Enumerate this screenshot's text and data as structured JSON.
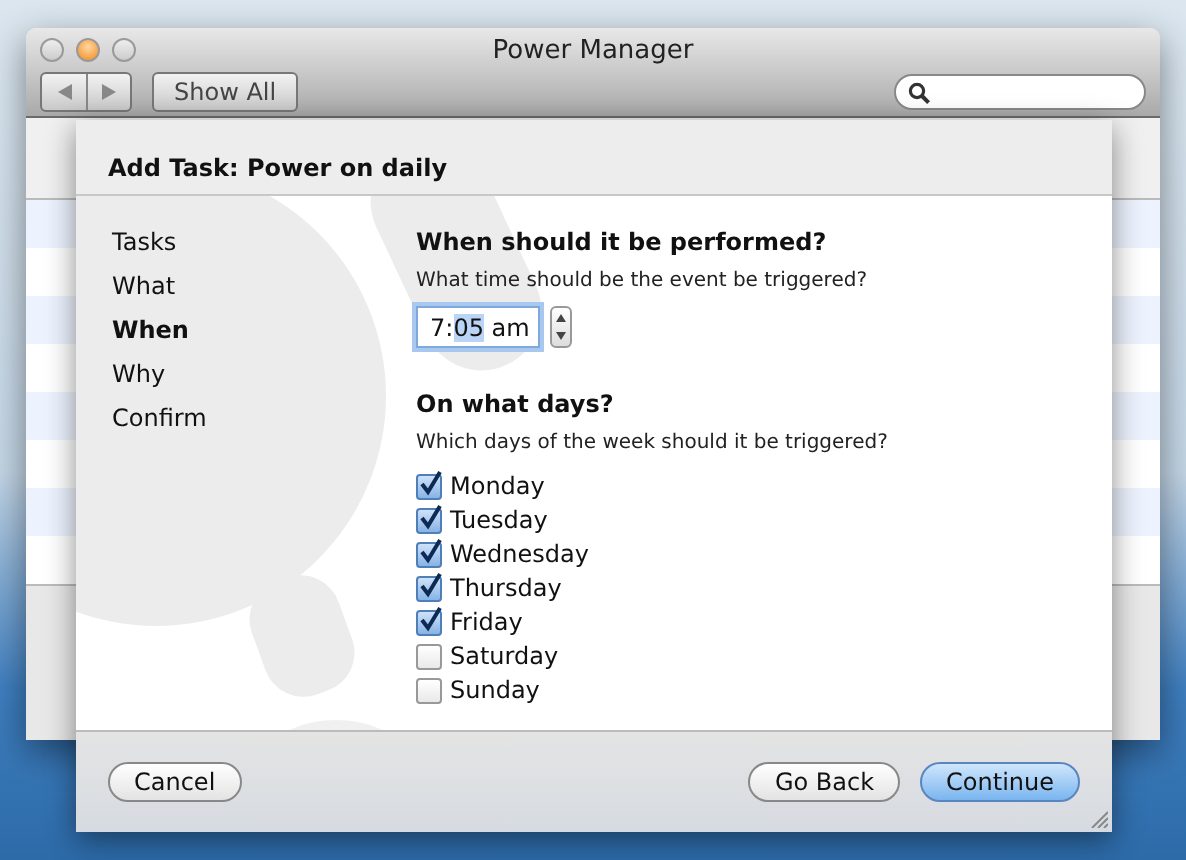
{
  "window": {
    "title": "Power Manager"
  },
  "toolbar": {
    "show_all": "Show All"
  },
  "sheet": {
    "title": "Add Task: Power on daily",
    "steps": [
      {
        "label": "Tasks",
        "selected": false
      },
      {
        "label": "What",
        "selected": false
      },
      {
        "label": "When",
        "selected": true
      },
      {
        "label": "Why",
        "selected": false
      },
      {
        "label": "Confirm",
        "selected": false
      }
    ],
    "time_section": {
      "heading": "When should it be performed?",
      "prompt": "What time should be the event be triggered?",
      "time_field": {
        "segments": [
          {
            "text": "7",
            "selected": false
          },
          {
            "text": ":",
            "selected": false
          },
          {
            "text": "05",
            "selected": true
          },
          {
            "text": " am",
            "selected": false
          }
        ]
      }
    },
    "days_section": {
      "heading": "On what days?",
      "prompt": "Which days of the week should it be triggered?",
      "days": [
        {
          "label": "Monday",
          "checked": true
        },
        {
          "label": "Tuesday",
          "checked": true
        },
        {
          "label": "Wednesday",
          "checked": true
        },
        {
          "label": "Thursday",
          "checked": true
        },
        {
          "label": "Friday",
          "checked": true
        },
        {
          "label": "Saturday",
          "checked": false
        },
        {
          "label": "Sunday",
          "checked": false
        }
      ]
    },
    "left_buttons": [
      {
        "label": "Cancel",
        "default": false
      }
    ],
    "right_buttons": [
      {
        "label": "Go Back",
        "default": false
      },
      {
        "label": "Continue",
        "default": true
      }
    ]
  }
}
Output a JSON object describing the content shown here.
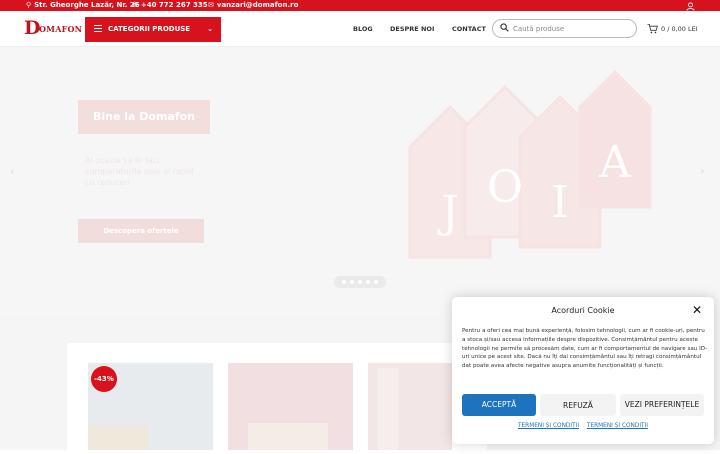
{
  "topbar": {
    "address": "Str. Gheorghe Lazăr, Nr. 26",
    "phone": "+40 772 267 335",
    "email": "vanzari@domafon.ro"
  },
  "header": {
    "logo_letter": "D",
    "logo_text": "OMAFON",
    "categories_label": "CATEGORII PRODUSE",
    "nav": [
      "BLOG",
      "DESPRE NOI",
      "CONTACT"
    ],
    "search_placeholder": "Caută produse",
    "cart_count": "0",
    "cart_total": "0,00 LEI"
  },
  "hero": {
    "title": "Bine la Domafon",
    "paragraph": "Ai ocazia sa iti faci cumparaturile usor si rapid cu reduceri",
    "cta": "Descopera ofertele"
  },
  "products": [
    {
      "discount": "-43%",
      "color": "#e9ecef"
    },
    {
      "discount": "",
      "color": "#f2e2e4"
    },
    {
      "discount": "",
      "color": "#f3e7e7"
    }
  ],
  "cookie": {
    "title": "Acorduri Cookie",
    "body": "Pentru a oferi cea mai bună experiență, folosim tehnologii, cum ar fi cookie-uri, pentru a stoca și/sau accesa informațiile despre dispozitive. Consimțământul pentru aceste tehnologii ne permite să procesăm date, cum ar fi comportamentul de navigare sau ID-uri unice pe acest site. Dacă nu îți dai consimțământul sau îți retragi consimțământul dat poate avea afecte negative asupra anumite funcționalități și funcții.",
    "accept": "ACCEPTĂ",
    "refuse": "REFUZĂ",
    "preferences": "VEZI PREFERINȚELE",
    "link1": "TERMENI ȘI CONDIȚII",
    "link2": "TERMENI ȘI CONDIȚII"
  },
  "colors": {
    "brand_red": "#d7121c",
    "accept_blue": "#1e73be"
  }
}
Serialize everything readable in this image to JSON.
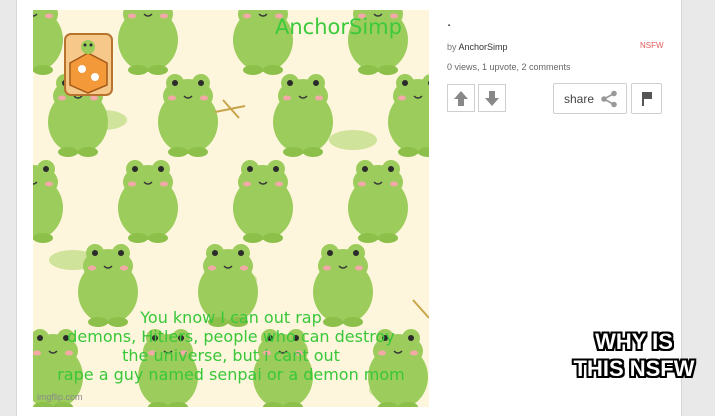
{
  "meme": {
    "title_text": "AnchorSimp",
    "caption_lines": [
      "You know I can out rap",
      "demons, Hitlers, people who can destroy",
      "the universe, but i cant out",
      "rape a guy named senpai or a demon mom"
    ],
    "watermark": "imgflip.com"
  },
  "post": {
    "title": ".",
    "by_prefix": "by ",
    "author": "AnchorSimp",
    "nsfw_label": "NSFW",
    "stats": "0 views, 1 upvote, 2 comments",
    "share_label": "share"
  },
  "overlay": {
    "line1": "WHY IS",
    "line2": "THIS NSFW"
  },
  "colors": {
    "frog_green": "#9ccd5c",
    "caption_green": "#39c739",
    "background_cream": "#fdf6dd",
    "nsfw_red": "#e35a5a"
  }
}
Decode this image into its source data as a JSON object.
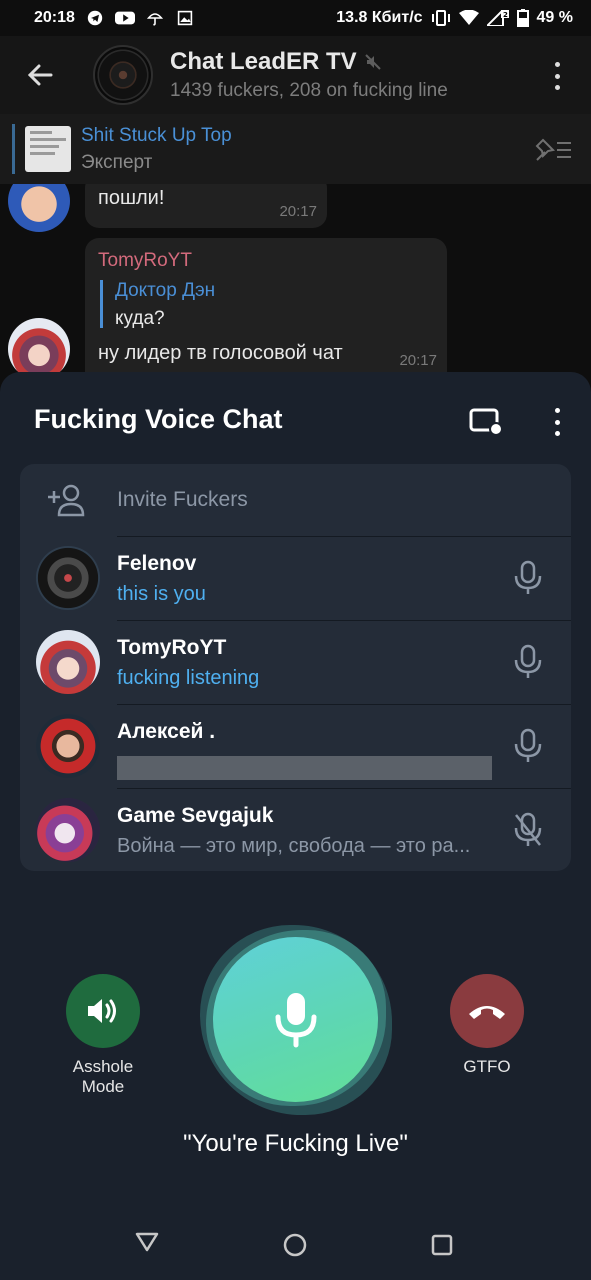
{
  "status_bar": {
    "time": "20:18",
    "network_speed": "13.8 Кбит/с",
    "sim_badge": "2",
    "battery": "49 %"
  },
  "chat_header": {
    "title": "Chat LeadER TV",
    "subtitle": "1439 fuckers, 208 on fucking line",
    "icons": [
      "back-arrow-icon",
      "muted-speaker-icon",
      "more-vertical-icon"
    ]
  },
  "pinned": {
    "title": "Shit Stuck Up Top",
    "subtitle": "Эксперт"
  },
  "messages": [
    {
      "text": "пошли!",
      "time": "20:17"
    },
    {
      "sender": "TomyRoYT",
      "reply_to": "Доктор Дэн",
      "reply_text": "куда?",
      "text": "ну лидер тв голосовой чат",
      "time": "20:17"
    }
  ],
  "voice_chat": {
    "title": "Fucking Voice Chat",
    "invite_label": "Invite Fuckers",
    "participants": [
      {
        "name": "Felenov",
        "status": "this is you",
        "status_color": "#4fb0f0",
        "mic": "mic-icon"
      },
      {
        "name": "TomyRoYT",
        "status": "fucking listening",
        "status_color": "#4fb0f0",
        "mic": "mic-icon"
      },
      {
        "name": "Алексей .",
        "status": "",
        "mic": "mic-icon"
      },
      {
        "name": "Game Sevgajuk",
        "status": "Война — это мир, свобода — это ра...",
        "status_color": "#8c97a6",
        "mic": "mic-muted-icon"
      }
    ],
    "left_button": {
      "label_line1": "Asshole",
      "label_line2": "Mode",
      "color": "#1f6b3e"
    },
    "right_button": {
      "label": "GTFO",
      "color": "#8a3b3f"
    },
    "live_label": "\"You're Fucking Live\"",
    "accent_gradient": [
      "#5fd1d9",
      "#62df98"
    ]
  },
  "nav": [
    "back-triangle-icon",
    "home-circle-icon",
    "recents-square-icon"
  ]
}
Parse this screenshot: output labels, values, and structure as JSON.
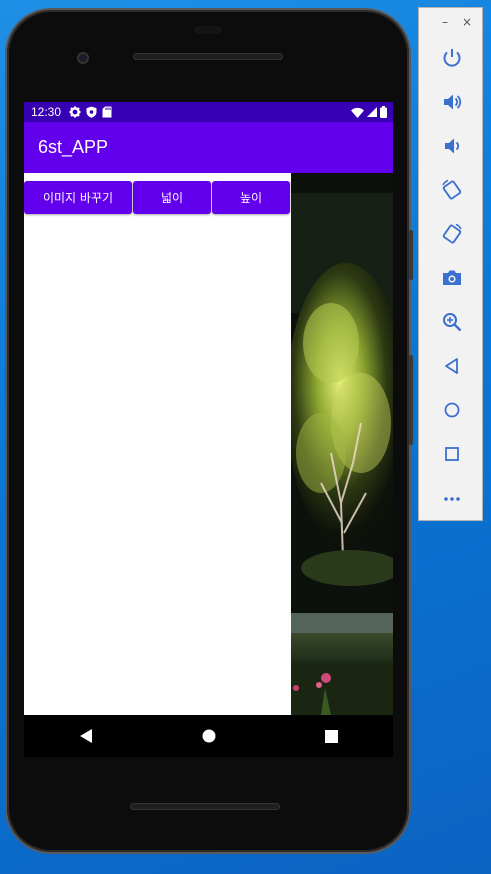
{
  "emulator_panel": {
    "tools": [
      {
        "name": "power-icon"
      },
      {
        "name": "volume-up-icon"
      },
      {
        "name": "volume-down-icon"
      },
      {
        "name": "rotate-left-icon"
      },
      {
        "name": "rotate-right-icon"
      },
      {
        "name": "screenshot-icon"
      },
      {
        "name": "zoom-icon"
      },
      {
        "name": "back-icon"
      },
      {
        "name": "home-icon"
      },
      {
        "name": "overview-icon"
      },
      {
        "name": "more-icon"
      }
    ],
    "minimize_glyph": "–",
    "close_glyph": "×"
  },
  "status_bar": {
    "time": "12:30"
  },
  "app_bar": {
    "title": "6st_APP"
  },
  "buttons": {
    "change_image": "이미지 바꾸기",
    "width": "넓이",
    "height": "높이"
  },
  "colors": {
    "status_bar": "#3700b3",
    "primary": "#6200ee",
    "desktop": "#0a78d6"
  }
}
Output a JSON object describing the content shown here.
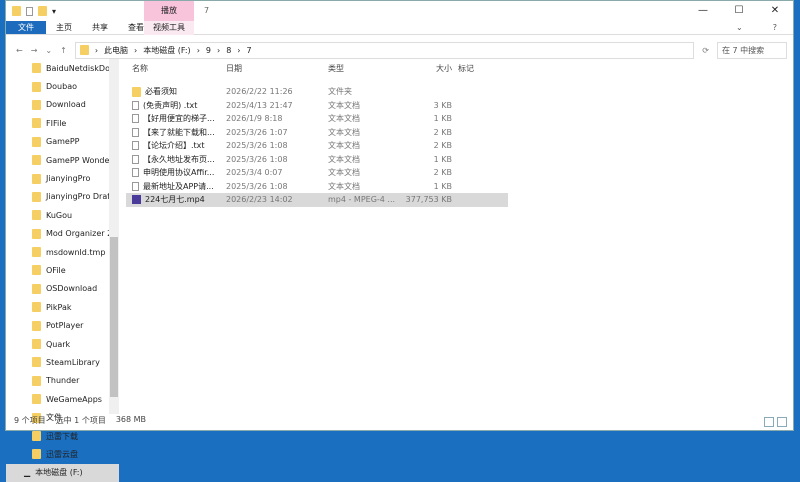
{
  "window": {
    "title": "7",
    "context_tab": "播放",
    "controls": [
      "—",
      "☐",
      "✕"
    ]
  },
  "ribbon": {
    "tabs": [
      "文件",
      "主页",
      "共享",
      "查看"
    ],
    "context_tool": "视频工具",
    "right": [
      "⌄",
      "?"
    ]
  },
  "address": {
    "path": [
      "此电脑",
      "本地磁盘 (F:)",
      "9",
      "8",
      "7"
    ],
    "search_placeholder": "在 7 中搜索"
  },
  "sidebar": {
    "items": [
      "BaiduNetdiskDov",
      "Doubao",
      "Download",
      "FIFile",
      "GamePP",
      "GamePP Wonder",
      "JianyingPro",
      "JianyingPro Draft",
      "KuGou",
      "Mod Organizer 2",
      "msdownld.tmp",
      "OFile",
      "OSDownload",
      "PikPak",
      "PotPlayer",
      "Quark",
      "SteamLibrary",
      "Thunder",
      "WeGameApps",
      "文件",
      "迅雷下载",
      "迅雷云盘"
    ],
    "drive": "本地磁盘 (F:)"
  },
  "columns": [
    "名称",
    "日期",
    "类型",
    "大小",
    "标记"
  ],
  "files": [
    {
      "name": "必看须知",
      "date": "2026/2/22 11:26",
      "type": "文件夹",
      "size": "",
      "icon": "folder"
    },
    {
      "name": "(免责声明) .txt",
      "date": "2025/4/13 21:47",
      "type": "文本文档",
      "size": "3 KB",
      "icon": "doc"
    },
    {
      "name": "【好用便宜的梯子...",
      "date": "2026/1/9 8:18",
      "type": "文本文档",
      "size": "1 KB",
      "icon": "doc"
    },
    {
      "name": "【来了就能下载和...",
      "date": "2025/3/26 1:07",
      "type": "文本文档",
      "size": "2 KB",
      "icon": "doc"
    },
    {
      "name": "【论坛介绍】.txt",
      "date": "2025/3/26 1:08",
      "type": "文本文档",
      "size": "2 KB",
      "icon": "doc"
    },
    {
      "name": "【永久地址发布页...",
      "date": "2025/3/26 1:08",
      "type": "文本文档",
      "size": "1 KB",
      "icon": "doc"
    },
    {
      "name": "申明使用协议Affir...",
      "date": "2025/3/4 0:07",
      "type": "文本文档",
      "size": "2 KB",
      "icon": "doc"
    },
    {
      "name": "最新地址及APP请...",
      "date": "2025/3/26 1:08",
      "type": "文本文档",
      "size": "1 KB",
      "icon": "doc"
    },
    {
      "name": "224七月七.mp4",
      "date": "2026/2/23 14:02",
      "type": "mp4 - MPEG-4 ...",
      "size": "377,753 KB",
      "icon": "video",
      "selected": true
    }
  ],
  "status": {
    "count": "9 个项目",
    "selected": "选中 1 个项目",
    "size": "368 MB"
  }
}
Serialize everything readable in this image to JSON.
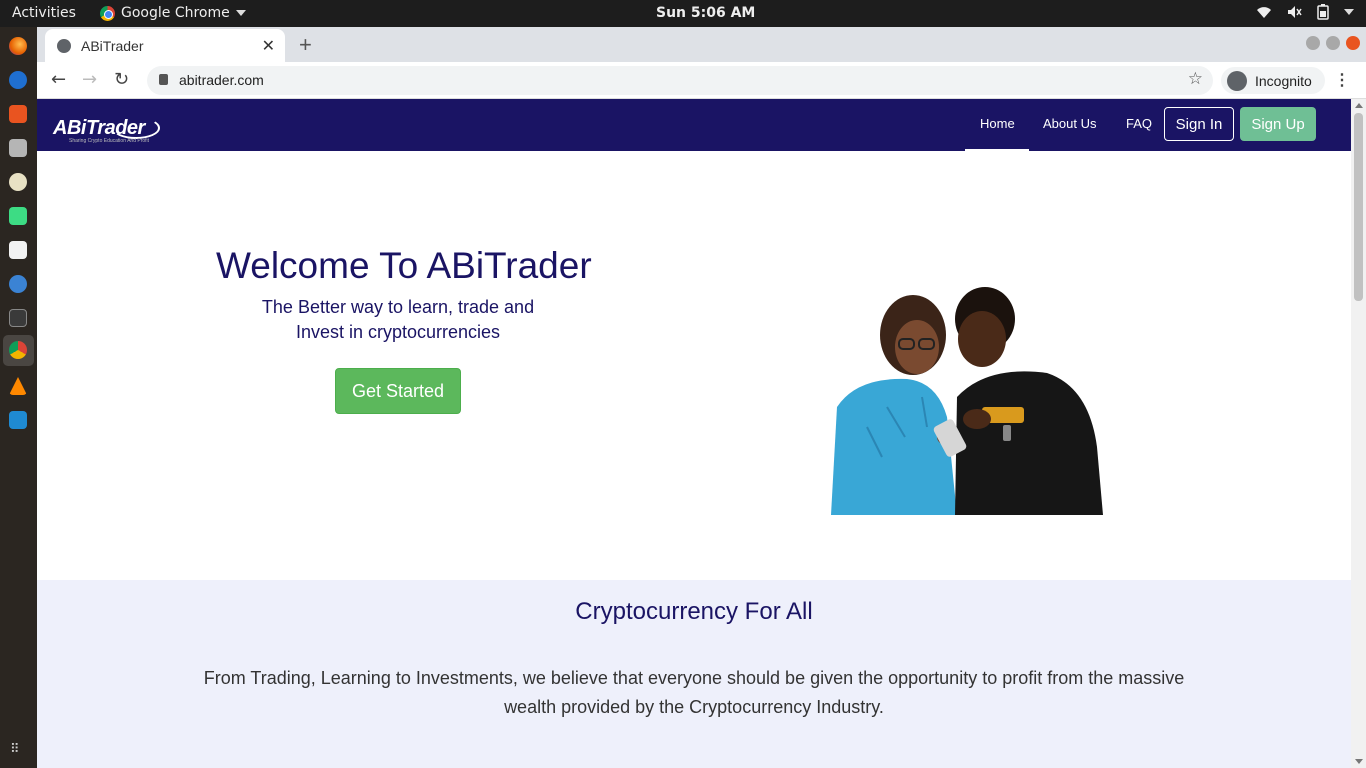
{
  "system_bar": {
    "activities_label": "Activities",
    "app_name": "Google Chrome",
    "clock": "Sun  5:06 AM"
  },
  "dock": {
    "items": [
      "firefox-icon",
      "thunderbird-icon",
      "software-center-icon",
      "files-icon",
      "rhythmbox-icon",
      "android-studio-icon",
      "document-viewer-icon",
      "help-icon",
      "terminal-icon",
      "chrome-icon",
      "vlc-icon",
      "vscode-icon"
    ],
    "show_apps_icon": "grid-icon"
  },
  "browser": {
    "tab_title": "ABiTrader",
    "url": "abitrader.com",
    "profile_label": "Incognito"
  },
  "site": {
    "logo_text": "ABiTrader",
    "logo_tagline": "Sharing Crypto Education And Profit",
    "nav": {
      "home": "Home",
      "about": "About Us",
      "faq": "FAQ",
      "sign_in": "Sign In",
      "sign_up": "Sign Up"
    },
    "hero": {
      "title": "Welcome To ABiTrader",
      "subtitle_line1": "The Better way to learn, trade and",
      "subtitle_line2": "Invest in cryptocurrencies",
      "cta": "Get Started"
    },
    "section": {
      "title": "Cryptocurrency For All",
      "body": "From Trading, Learning to Investments, we believe that everyone should be given the opportunity to profit from the massive wealth provided by the Cryptocurrency Industry."
    }
  },
  "colors": {
    "brand_navy": "#1a1464",
    "signup_green": "#6fbf95",
    "cta_green": "#5cb85c",
    "band_bg": "#eef0fb"
  }
}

***

Find the word "When" in the material, then list each line that holds it.

        "label": "When",
      "heading": "When should it be performed?",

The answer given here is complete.